Goal of the exercise>
Assemble all lines in which the string "because" appears.

Given entries>
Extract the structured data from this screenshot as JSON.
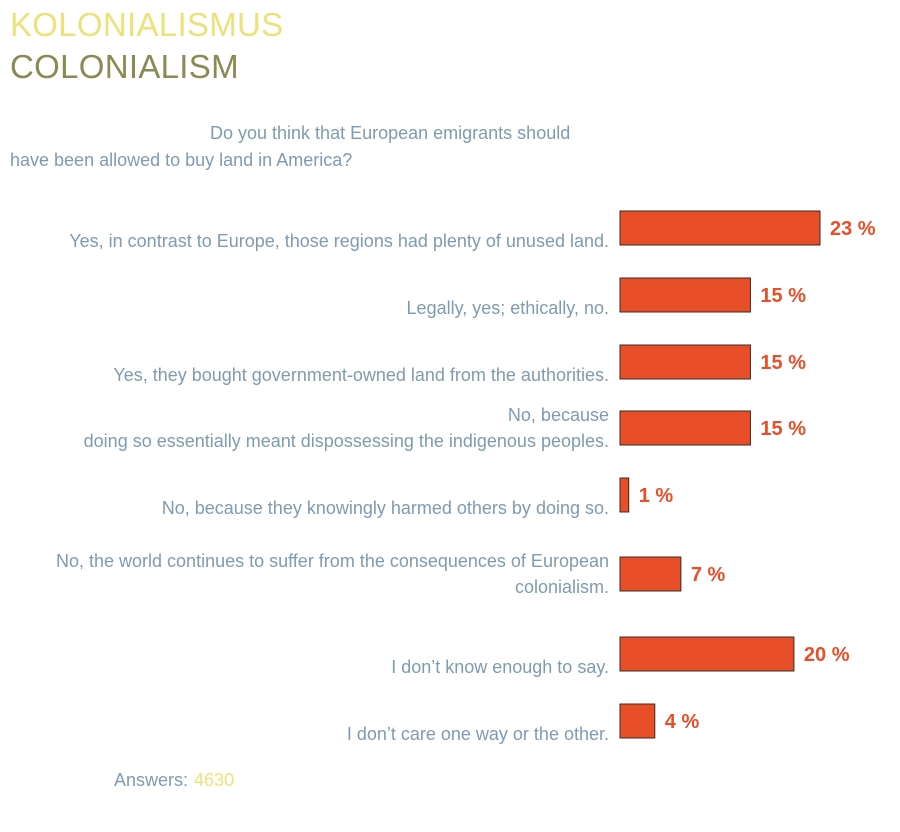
{
  "header": {
    "title_de": "KOLONIALISMUS",
    "title_en": "COLONIALISM"
  },
  "question": "Do you think that European emigrants should have been allowed to buy land in America?",
  "footer": {
    "answers_label": "Answers:",
    "answers_count": "4630"
  },
  "colors": {
    "bar": "#e84e27",
    "bar_stroke": "#3a2a20",
    "label_text": "#7f9bb0",
    "value_text": "#e84e27",
    "title_de": "#ece27a",
    "title_en": "#8a8a55"
  },
  "chart_data": {
    "type": "bar",
    "orientation": "horizontal",
    "unit": "%",
    "categories": [
      [
        "Yes, in contrast to Europe, those regions had plenty of unused land."
      ],
      [
        "Legally, yes; ethically, no."
      ],
      [
        "Yes, they bought government-owned land from the authorities."
      ],
      [
        "No, because",
        "doing so essentially meant dispossessing the indigenous peoples."
      ],
      [
        "No, because they knowingly harmed others by doing so."
      ],
      [
        "No, the world continues to suffer from the consequences of European",
        "colonialism."
      ],
      [
        "I don’t know enough to say."
      ],
      [
        "I don’t care one way or the other."
      ]
    ],
    "values": [
      23,
      15,
      15,
      15,
      1,
      7,
      20,
      4
    ],
    "value_labels": [
      "23 %",
      "15 %",
      "15 %",
      "15 %",
      "1 %",
      "7 %",
      "20 %",
      "4 %"
    ],
    "title": "",
    "xlabel": "",
    "ylabel": ""
  }
}
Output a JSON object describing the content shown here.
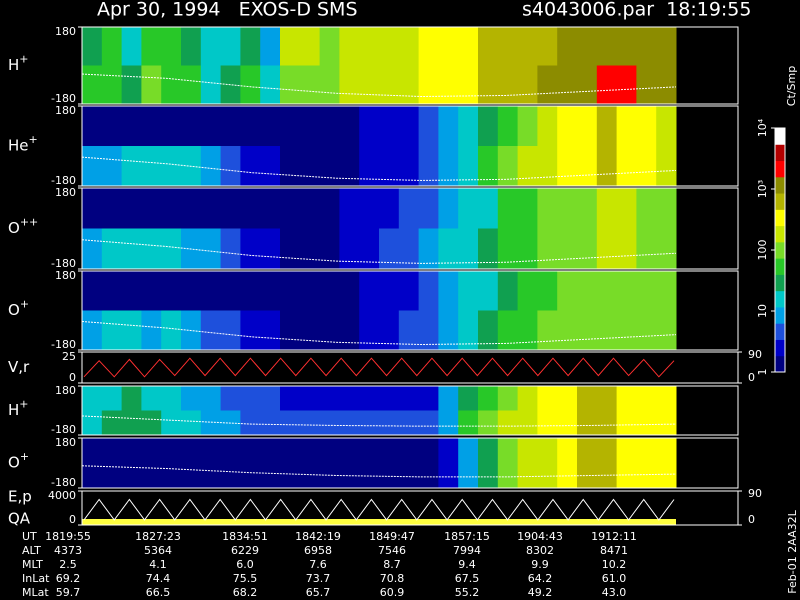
{
  "header": {
    "title": "Apr 30, 1994   EXOS-D SMS",
    "file_time": "s4043006.par  18:19:55"
  },
  "chart_data": [
    {
      "type": "heatmap",
      "label": {
        "ion": "H",
        "charge": "+"
      },
      "ylim": [
        -180,
        180
      ],
      "yticks": [
        -180,
        180
      ],
      "values": [
        [
          30,
          40,
          20,
          60,
          40,
          30,
          15,
          20,
          30,
          10,
          150,
          150,
          120,
          200,
          250,
          150,
          200,
          300,
          400,
          350,
          500,
          600,
          700,
          800,
          900,
          1200,
          1500,
          1500,
          1200,
          900
        ],
        [
          40,
          60,
          30,
          80,
          50,
          40,
          20,
          30,
          40,
          20,
          120,
          130,
          100,
          150,
          200,
          150,
          200,
          300,
          400,
          300,
          500,
          600,
          800,
          900,
          1000,
          1300,
          1600,
          1600,
          1300,
          1000
        ]
      ],
      "curve": {
        "color": "#ffffff",
        "values": [
          -40,
          -60,
          -100,
          -130,
          -145,
          -140,
          -120,
          -100
        ]
      }
    },
    {
      "type": "heatmap",
      "label": {
        "ion": "He",
        "charge": "+"
      },
      "ylim": [
        -180,
        180
      ],
      "yticks": [
        -180,
        180
      ],
      "values": [
        [
          1,
          1,
          1,
          1,
          1,
          1,
          1,
          1,
          1,
          1,
          1,
          1,
          1,
          1,
          2,
          2,
          3,
          4,
          8,
          15,
          30,
          60,
          100,
          200,
          300,
          400,
          500,
          400,
          300,
          200
        ],
        [
          8,
          10,
          12,
          15,
          15,
          12,
          10,
          5,
          3,
          2,
          1,
          1,
          1,
          1,
          2,
          3,
          3,
          5,
          10,
          20,
          40,
          80,
          150,
          250,
          350,
          450,
          500,
          400,
          300,
          200
        ]
      ],
      "curve": {
        "color": "#ffffff",
        "values": [
          -50,
          -80,
          -120,
          -145,
          -155,
          -150,
          -130,
          -110
        ]
      }
    },
    {
      "type": "heatmap",
      "label": {
        "ion": "O",
        "charge": "++"
      },
      "ylim": [
        -180,
        180
      ],
      "yticks": [
        -180,
        180
      ],
      "values": [
        [
          1,
          1,
          1,
          1,
          1,
          1,
          1,
          1,
          1,
          1,
          1,
          1,
          1,
          2,
          2,
          3,
          4,
          6,
          10,
          15,
          20,
          40,
          60,
          80,
          100,
          120,
          150,
          150,
          120,
          100
        ],
        [
          10,
          12,
          15,
          15,
          12,
          10,
          8,
          5,
          3,
          2,
          1,
          1,
          1,
          2,
          3,
          4,
          5,
          8,
          12,
          20,
          30,
          50,
          70,
          90,
          110,
          130,
          150,
          150,
          120,
          100
        ]
      ],
      "curve": {
        "color": "#ffffff",
        "values": [
          -50,
          -80,
          -120,
          -145,
          -155,
          -150,
          -130,
          -110
        ]
      }
    },
    {
      "type": "heatmap",
      "label": {
        "ion": "O",
        "charge": "+"
      },
      "ylim": [
        -180,
        180
      ],
      "yticks": [
        -180,
        180
      ],
      "values": [
        [
          1,
          1,
          1,
          1,
          1,
          1,
          1,
          1,
          1,
          1,
          1,
          1,
          1,
          1,
          2,
          2,
          3,
          5,
          8,
          12,
          20,
          30,
          50,
          70,
          90,
          110,
          130,
          130,
          110,
          90
        ],
        [
          10,
          12,
          12,
          10,
          12,
          8,
          6,
          4,
          3,
          2,
          1,
          1,
          1,
          1,
          2,
          3,
          4,
          6,
          10,
          15,
          25,
          40,
          60,
          80,
          100,
          120,
          130,
          130,
          110,
          90
        ]
      ],
      "curve": {
        "color": "#ffffff",
        "values": [
          -50,
          -80,
          -120,
          -145,
          -155,
          -150,
          -130,
          -110
        ]
      }
    },
    {
      "type": "line",
      "label": "V,r",
      "ylim": [
        0,
        25
      ],
      "yticks": [
        0,
        25
      ],
      "y2lim": [
        0,
        90
      ],
      "y2ticks": [
        0,
        90
      ],
      "series": [
        {
          "color": "#ff3030",
          "values": [
            5,
            18,
            5,
            19,
            5,
            19,
            6,
            20,
            6,
            20,
            6,
            20,
            6,
            20,
            6,
            20,
            6,
            20,
            6,
            20,
            6,
            20,
            6,
            20,
            6,
            20,
            6,
            20,
            6,
            20,
            6,
            20,
            6,
            20,
            6,
            20,
            6,
            19,
            5,
            18
          ]
        }
      ]
    },
    {
      "type": "heatmap",
      "label": {
        "ion": "H",
        "charge": "+"
      },
      "ylim": [
        -180,
        180
      ],
      "yticks": [
        -180,
        180
      ],
      "values": [
        [
          15,
          20,
          25,
          20,
          15,
          10,
          8,
          6,
          5,
          4,
          3,
          3,
          3,
          3,
          3,
          3,
          3,
          3,
          8,
          30,
          60,
          100,
          200,
          300,
          400,
          500,
          500,
          400,
          300,
          300
        ],
        [
          20,
          25,
          30,
          25,
          20,
          15,
          10,
          8,
          6,
          5,
          4,
          4,
          4,
          4,
          4,
          4,
          4,
          5,
          10,
          40,
          80,
          150,
          250,
          350,
          450,
          500,
          500,
          400,
          300,
          300
        ]
      ],
      "curve": {
        "color": "#ffffff",
        "values": [
          -40,
          -70,
          -100,
          -110,
          -115,
          -115,
          -110,
          -100
        ]
      }
    },
    {
      "type": "heatmap",
      "label": {
        "ion": "O",
        "charge": "+"
      },
      "ylim": [
        -180,
        180
      ],
      "yticks": [
        -180,
        180
      ],
      "values": [
        [
          1,
          1,
          1,
          1,
          1,
          1,
          1,
          1,
          1,
          1,
          1,
          1,
          1,
          1,
          1,
          1,
          1,
          1,
          3,
          10,
          30,
          80,
          150,
          250,
          400,
          600,
          500,
          400,
          300,
          300
        ],
        [
          1,
          1,
          1,
          1,
          1,
          1,
          1,
          1,
          1,
          1,
          1,
          1,
          1,
          1,
          1,
          1,
          1,
          1,
          3,
          10,
          30,
          80,
          150,
          250,
          400,
          600,
          500,
          400,
          300,
          300
        ]
      ],
      "curve": {
        "color": "#ffffff",
        "values": [
          -20,
          -40,
          -70,
          -90,
          -100,
          -100,
          -90,
          -80
        ]
      }
    },
    {
      "type": "line",
      "label": "E,p",
      "label2": "QA",
      "ylim": [
        0,
        4000
      ],
      "yticks": [
        0,
        4000
      ],
      "y2lim": [
        0,
        90
      ],
      "y2ticks": [
        0,
        90
      ],
      "series": [
        {
          "color": "#ffffff",
          "values": [
            600,
            3000,
            600,
            3000,
            600,
            3000,
            600,
            3000,
            600,
            3000,
            600,
            3000,
            600,
            3000,
            600,
            3000,
            600,
            3000,
            600,
            3000,
            600,
            3000,
            600,
            3000,
            600,
            3000,
            600,
            3000,
            600,
            3000,
            600,
            3000,
            600,
            3000,
            600,
            3000,
            600,
            3000,
            600,
            3000
          ]
        }
      ]
    }
  ],
  "colorbar": {
    "label": "Ct/Smp",
    "lim": [
      1,
      10000
    ],
    "log": true,
    "ticks": [
      1,
      10,
      100,
      {
        "value": 1000,
        "label": "10³"
      },
      {
        "value": 10000,
        "label": "10⁴"
      }
    ],
    "colors": [
      "#000080",
      "#0000c8",
      "#1e50dc",
      "#00a0e6",
      "#00c8c8",
      "#10a050",
      "#28c828",
      "#78dc28",
      "#c8e600",
      "#ffff00",
      "#b4b400",
      "#8c8c00",
      "#ff0000",
      "#b40000",
      "#ffffff"
    ]
  },
  "ephemeris": {
    "rows": [
      {
        "label": "UT",
        "values": [
          "1819:55",
          "1827:23",
          "1834:51",
          "1842:19",
          "1849:47",
          "1857:15",
          "1904:43",
          "1912:11"
        ]
      },
      {
        "label": "ALT",
        "values": [
          "4373",
          "5364",
          "6229",
          "6958",
          "7546",
          "7994",
          "8302",
          "8471"
        ]
      },
      {
        "label": "MLT",
        "values": [
          "2.5",
          "4.1",
          "6.0",
          "7.6",
          "8.7",
          "9.4",
          "9.9",
          "10.2"
        ]
      },
      {
        "label": "InLat",
        "values": [
          "69.2",
          "74.4",
          "75.5",
          "73.7",
          "70.8",
          "67.5",
          "64.2",
          "61.0"
        ]
      },
      {
        "label": "MLat",
        "values": [
          "59.7",
          "66.5",
          "68.2",
          "65.7",
          "60.9",
          "55.2",
          "49.2",
          "43.0"
        ]
      }
    ]
  },
  "footer_label": "Feb-01 2AA32L"
}
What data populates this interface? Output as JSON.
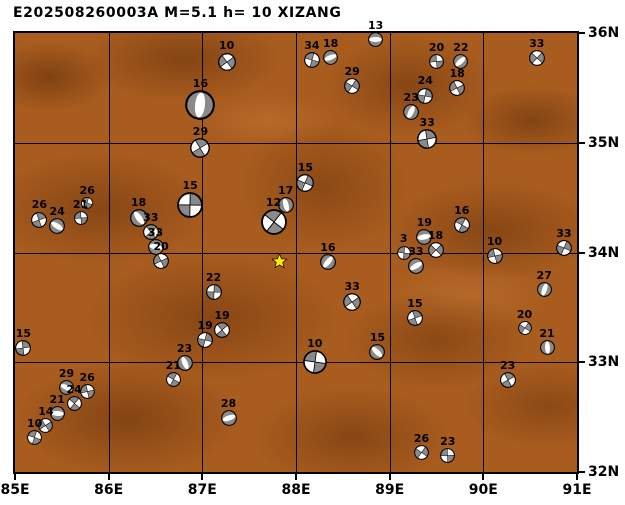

Result of this task>
        "No, because",
        "No, because they knowingly harmed others by doing so."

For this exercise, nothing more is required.